-- Aim of the task --
Output the full listing word for word.

— Start of Data lines —

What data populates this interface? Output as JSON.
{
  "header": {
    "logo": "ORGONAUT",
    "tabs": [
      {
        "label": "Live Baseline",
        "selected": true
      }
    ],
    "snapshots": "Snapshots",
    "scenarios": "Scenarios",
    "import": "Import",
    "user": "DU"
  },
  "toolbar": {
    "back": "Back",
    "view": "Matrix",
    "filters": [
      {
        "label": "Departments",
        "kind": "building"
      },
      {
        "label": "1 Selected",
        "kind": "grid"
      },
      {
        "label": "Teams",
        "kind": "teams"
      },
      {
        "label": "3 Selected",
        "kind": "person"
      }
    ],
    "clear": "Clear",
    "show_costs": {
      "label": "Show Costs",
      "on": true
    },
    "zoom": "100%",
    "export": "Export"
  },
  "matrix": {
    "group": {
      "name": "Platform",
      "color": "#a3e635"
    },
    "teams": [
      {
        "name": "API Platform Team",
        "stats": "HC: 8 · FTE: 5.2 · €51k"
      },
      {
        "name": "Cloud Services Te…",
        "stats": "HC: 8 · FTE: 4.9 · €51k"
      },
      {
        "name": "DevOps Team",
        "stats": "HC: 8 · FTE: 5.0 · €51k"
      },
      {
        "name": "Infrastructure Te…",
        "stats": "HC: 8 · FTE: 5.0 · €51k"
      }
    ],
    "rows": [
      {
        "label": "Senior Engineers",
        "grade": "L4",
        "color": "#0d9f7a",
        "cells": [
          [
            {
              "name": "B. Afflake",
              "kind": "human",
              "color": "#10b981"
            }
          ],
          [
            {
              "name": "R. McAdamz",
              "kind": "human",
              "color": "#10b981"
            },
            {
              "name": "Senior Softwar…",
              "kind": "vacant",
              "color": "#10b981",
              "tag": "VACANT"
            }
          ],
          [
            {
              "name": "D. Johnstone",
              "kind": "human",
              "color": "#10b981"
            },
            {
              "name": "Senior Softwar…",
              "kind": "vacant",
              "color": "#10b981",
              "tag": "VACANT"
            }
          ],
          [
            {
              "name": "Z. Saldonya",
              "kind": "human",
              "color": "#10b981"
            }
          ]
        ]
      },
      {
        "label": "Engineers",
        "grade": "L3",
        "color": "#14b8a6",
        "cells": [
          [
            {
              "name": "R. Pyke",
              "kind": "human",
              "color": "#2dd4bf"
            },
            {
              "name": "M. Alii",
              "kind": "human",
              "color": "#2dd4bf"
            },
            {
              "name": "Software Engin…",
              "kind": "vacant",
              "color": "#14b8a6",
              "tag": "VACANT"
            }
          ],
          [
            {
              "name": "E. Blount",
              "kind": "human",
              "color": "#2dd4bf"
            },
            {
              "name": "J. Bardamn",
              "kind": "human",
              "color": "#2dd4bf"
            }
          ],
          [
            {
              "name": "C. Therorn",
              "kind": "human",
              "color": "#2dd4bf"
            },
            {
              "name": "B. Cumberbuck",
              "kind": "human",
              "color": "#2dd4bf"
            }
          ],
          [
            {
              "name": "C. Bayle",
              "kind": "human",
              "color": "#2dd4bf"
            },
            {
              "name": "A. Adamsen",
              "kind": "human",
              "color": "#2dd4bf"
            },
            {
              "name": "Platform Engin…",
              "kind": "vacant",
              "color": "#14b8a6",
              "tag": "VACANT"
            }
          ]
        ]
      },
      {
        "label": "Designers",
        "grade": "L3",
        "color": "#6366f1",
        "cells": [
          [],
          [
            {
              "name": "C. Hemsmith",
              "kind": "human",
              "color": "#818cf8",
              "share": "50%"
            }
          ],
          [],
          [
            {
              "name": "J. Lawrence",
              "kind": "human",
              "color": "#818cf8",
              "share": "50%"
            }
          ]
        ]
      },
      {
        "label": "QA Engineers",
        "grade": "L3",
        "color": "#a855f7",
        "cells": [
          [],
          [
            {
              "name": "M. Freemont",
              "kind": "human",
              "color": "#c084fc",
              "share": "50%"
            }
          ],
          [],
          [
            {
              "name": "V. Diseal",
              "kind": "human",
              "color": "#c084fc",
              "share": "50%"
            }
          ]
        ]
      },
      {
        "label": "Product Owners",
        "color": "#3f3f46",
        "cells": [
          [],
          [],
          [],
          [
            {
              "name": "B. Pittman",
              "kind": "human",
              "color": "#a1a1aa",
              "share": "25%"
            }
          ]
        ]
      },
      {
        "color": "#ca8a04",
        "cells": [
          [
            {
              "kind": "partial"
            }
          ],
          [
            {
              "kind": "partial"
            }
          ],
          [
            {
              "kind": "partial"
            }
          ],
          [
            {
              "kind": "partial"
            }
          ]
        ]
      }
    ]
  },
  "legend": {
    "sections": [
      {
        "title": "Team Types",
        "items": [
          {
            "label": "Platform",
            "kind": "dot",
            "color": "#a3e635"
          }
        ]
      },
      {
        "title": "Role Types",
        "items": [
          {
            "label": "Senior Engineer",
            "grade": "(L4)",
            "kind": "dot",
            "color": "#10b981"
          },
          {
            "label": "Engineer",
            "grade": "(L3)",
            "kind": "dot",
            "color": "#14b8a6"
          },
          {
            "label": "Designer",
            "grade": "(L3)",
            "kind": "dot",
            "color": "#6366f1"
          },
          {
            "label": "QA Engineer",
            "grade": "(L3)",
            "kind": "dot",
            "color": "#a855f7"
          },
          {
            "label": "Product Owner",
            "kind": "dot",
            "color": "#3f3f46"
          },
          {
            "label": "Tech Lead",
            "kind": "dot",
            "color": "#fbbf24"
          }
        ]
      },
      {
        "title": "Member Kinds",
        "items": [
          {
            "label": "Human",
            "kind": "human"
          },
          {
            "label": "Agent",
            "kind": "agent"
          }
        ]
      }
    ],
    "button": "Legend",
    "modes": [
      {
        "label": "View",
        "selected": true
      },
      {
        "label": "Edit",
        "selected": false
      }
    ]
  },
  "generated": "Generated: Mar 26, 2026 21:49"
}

— End of Data lines —

-- The reply --
What data populates this interface? Output as JSON.
{
  "header": {
    "logo": "ORGONAUT",
    "tabs": [
      {
        "label": "Live Baseline",
        "selected": true
      }
    ],
    "snapshots": "Snapshots",
    "scenarios": "Scenarios",
    "import": "Import",
    "user": "DU"
  },
  "toolbar": {
    "back": "Back",
    "view": "Matrix",
    "filters": [
      {
        "label": "Departments",
        "kind": "building"
      },
      {
        "label": "1 Selected",
        "kind": "grid"
      },
      {
        "label": "Teams",
        "kind": "teams"
      },
      {
        "label": "3 Selected",
        "kind": "person"
      }
    ],
    "clear": "Clear",
    "show_costs": {
      "label": "Show Costs",
      "on": true
    },
    "zoom": "100%",
    "export": "Export"
  },
  "matrix": {
    "group": {
      "name": "Platform",
      "color": "#a3e635"
    },
    "teams": [
      {
        "name": "API Platform Team",
        "stats": "HC: 8 · FTE: 5.2 · €51k"
      },
      {
        "name": "Cloud Services Te…",
        "stats": "HC: 8 · FTE: 4.9 · €51k"
      },
      {
        "name": "DevOps Team",
        "stats": "HC: 8 · FTE: 5.0 · €51k"
      },
      {
        "name": "Infrastructure Te…",
        "stats": "HC: 8 · FTE: 5.0 · €51k"
      }
    ],
    "rows": [
      {
        "label": "Senior Engineers",
        "grade": "L4",
        "color": "#0d9f7a",
        "cells": [
          [
            {
              "name": "B. Afflake",
              "kind": "human",
              "color": "#10b981"
            }
          ],
          [
            {
              "name": "R. McAdamz",
              "kind": "human",
              "color": "#10b981"
            },
            {
              "name": "Senior Softwar…",
              "kind": "vacant",
              "color": "#10b981",
              "tag": "VACANT"
            }
          ],
          [
            {
              "name": "D. Johnstone",
              "kind": "human",
              "color": "#10b981"
            },
            {
              "name": "Senior Softwar…",
              "kind": "vacant",
              "color": "#10b981",
              "tag": "VACANT"
            }
          ],
          [
            {
              "name": "Z. Saldonya",
              "kind": "human",
              "color": "#10b981"
            }
          ]
        ]
      },
      {
        "label": "Engineers",
        "grade": "L3",
        "color": "#14b8a6",
        "cells": [
          [
            {
              "name": "R. Pyke",
              "kind": "human",
              "color": "#2dd4bf"
            },
            {
              "name": "M. Alii",
              "kind": "human",
              "color": "#2dd4bf"
            },
            {
              "name": "Software Engin…",
              "kind": "vacant",
              "color": "#14b8a6",
              "tag": "VACANT"
            }
          ],
          [
            {
              "name": "E. Blount",
              "kind": "human",
              "color": "#2dd4bf"
            },
            {
              "name": "J. Bardamn",
              "kind": "human",
              "color": "#2dd4bf"
            }
          ],
          [
            {
              "name": "C. Therorn",
              "kind": "human",
              "color": "#2dd4bf"
            },
            {
              "name": "B. Cumberbuck",
              "kind": "human",
              "color": "#2dd4bf"
            }
          ],
          [
            {
              "name": "C. Bayle",
              "kind": "human",
              "color": "#2dd4bf"
            },
            {
              "name": "A. Adamsen",
              "kind": "human",
              "color": "#2dd4bf"
            },
            {
              "name": "Platform Engin…",
              "kind": "vacant",
              "color": "#14b8a6",
              "tag": "VACANT"
            }
          ]
        ]
      },
      {
        "label": "Designers",
        "grade": "L3",
        "color": "#6366f1",
        "cells": [
          [],
          [
            {
              "name": "C. Hemsmith",
              "kind": "human",
              "color": "#818cf8",
              "share": "50%"
            }
          ],
          [],
          [
            {
              "name": "J. Lawrence",
              "kind": "human",
              "color": "#818cf8",
              "share": "50%"
            }
          ]
        ]
      },
      {
        "label": "QA Engineers",
        "grade": "L3",
        "color": "#a855f7",
        "cells": [
          [],
          [
            {
              "name": "M. Freemont",
              "kind": "human",
              "color": "#c084fc",
              "share": "50%"
            }
          ],
          [],
          [
            {
              "name": "V. Diseal",
              "kind": "human",
              "color": "#c084fc",
              "share": "50%"
            }
          ]
        ]
      },
      {
        "label": "Product Owners",
        "color": "#3f3f46",
        "cells": [
          [],
          [],
          [],
          [
            {
              "name": "B. Pittman",
              "kind": "human",
              "color": "#a1a1aa",
              "share": "25%"
            }
          ]
        ]
      },
      {
        "color": "#ca8a04",
        "cells": [
          [
            {
              "kind": "partial"
            }
          ],
          [
            {
              "kind": "partial"
            }
          ],
          [
            {
              "kind": "partial"
            }
          ],
          [
            {
              "kind": "partial"
            }
          ]
        ]
      }
    ]
  },
  "legend": {
    "sections": [
      {
        "title": "Team Types",
        "items": [
          {
            "label": "Platform",
            "kind": "dot",
            "color": "#a3e635"
          }
        ]
      },
      {
        "title": "Role Types",
        "items": [
          {
            "label": "Senior Engineer",
            "grade": "(L4)",
            "kind": "dot",
            "color": "#10b981"
          },
          {
            "label": "Engineer",
            "grade": "(L3)",
            "kind": "dot",
            "color": "#14b8a6"
          },
          {
            "label": "Designer",
            "grade": "(L3)",
            "kind": "dot",
            "color": "#6366f1"
          },
          {
            "label": "QA Engineer",
            "grade": "(L3)",
            "kind": "dot",
            "color": "#a855f7"
          },
          {
            "label": "Product Owner",
            "kind": "dot",
            "color": "#3f3f46"
          },
          {
            "label": "Tech Lead",
            "kind": "dot",
            "color": "#fbbf24"
          }
        ]
      },
      {
        "title": "Member Kinds",
        "items": [
          {
            "label": "Human",
            "kind": "human"
          },
          {
            "label": "Agent",
            "kind": "agent"
          }
        ]
      }
    ],
    "button": "Legend",
    "modes": [
      {
        "label": "View",
        "selected": true
      },
      {
        "label": "Edit",
        "selected": false
      }
    ]
  },
  "generated": "Generated: Mar 26, 2026 21:49"
}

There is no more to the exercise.